Count how many lines hold the word "placeholder" and give that number as the whole answer.

=== Data for the task ===

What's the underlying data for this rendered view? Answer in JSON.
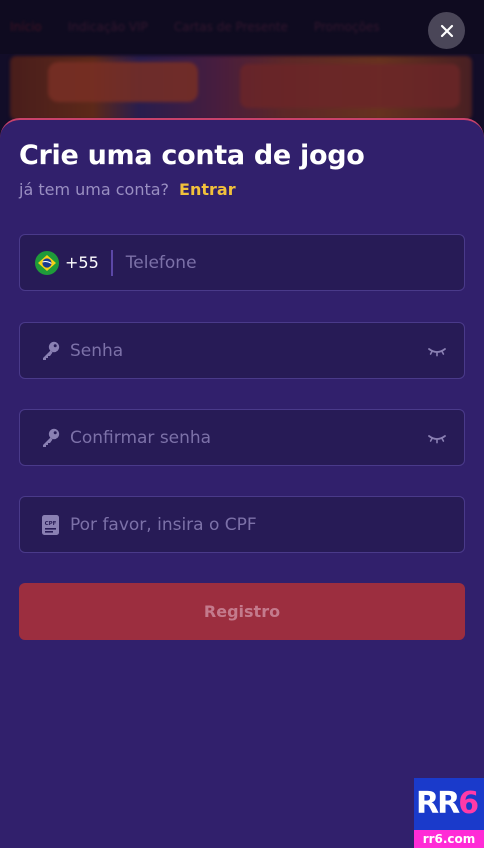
{
  "background": {
    "nav_items": [
      "Início",
      "Indicação VIP",
      "Cartas de Presente",
      "Promoções"
    ]
  },
  "modal": {
    "title": "Crie uma conta de jogo",
    "subtitle": "já tem uma conta?",
    "login_link": "Entrar",
    "phone": {
      "dial_code": "+55",
      "placeholder": "Telefone",
      "flag_icon": "brazil-flag-icon"
    },
    "password": {
      "placeholder": "Senha",
      "icon": "key-icon"
    },
    "confirm_password": {
      "placeholder": "Confirmar senha",
      "icon": "key-icon"
    },
    "cpf": {
      "placeholder": "Por favor, insira o CPF",
      "icon": "cpf-card-icon",
      "icon_text": "CPF"
    },
    "submit_label": "Registro"
  },
  "watermark": {
    "brand": "RR",
    "brand_digit": "6",
    "domain": "rr6.com"
  },
  "colors": {
    "sheet": "#31206c",
    "field_bg": "#271b56",
    "accent_link": "#f2c13b",
    "submit": "#9c2e3f"
  }
}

===

**Exercise output:** 4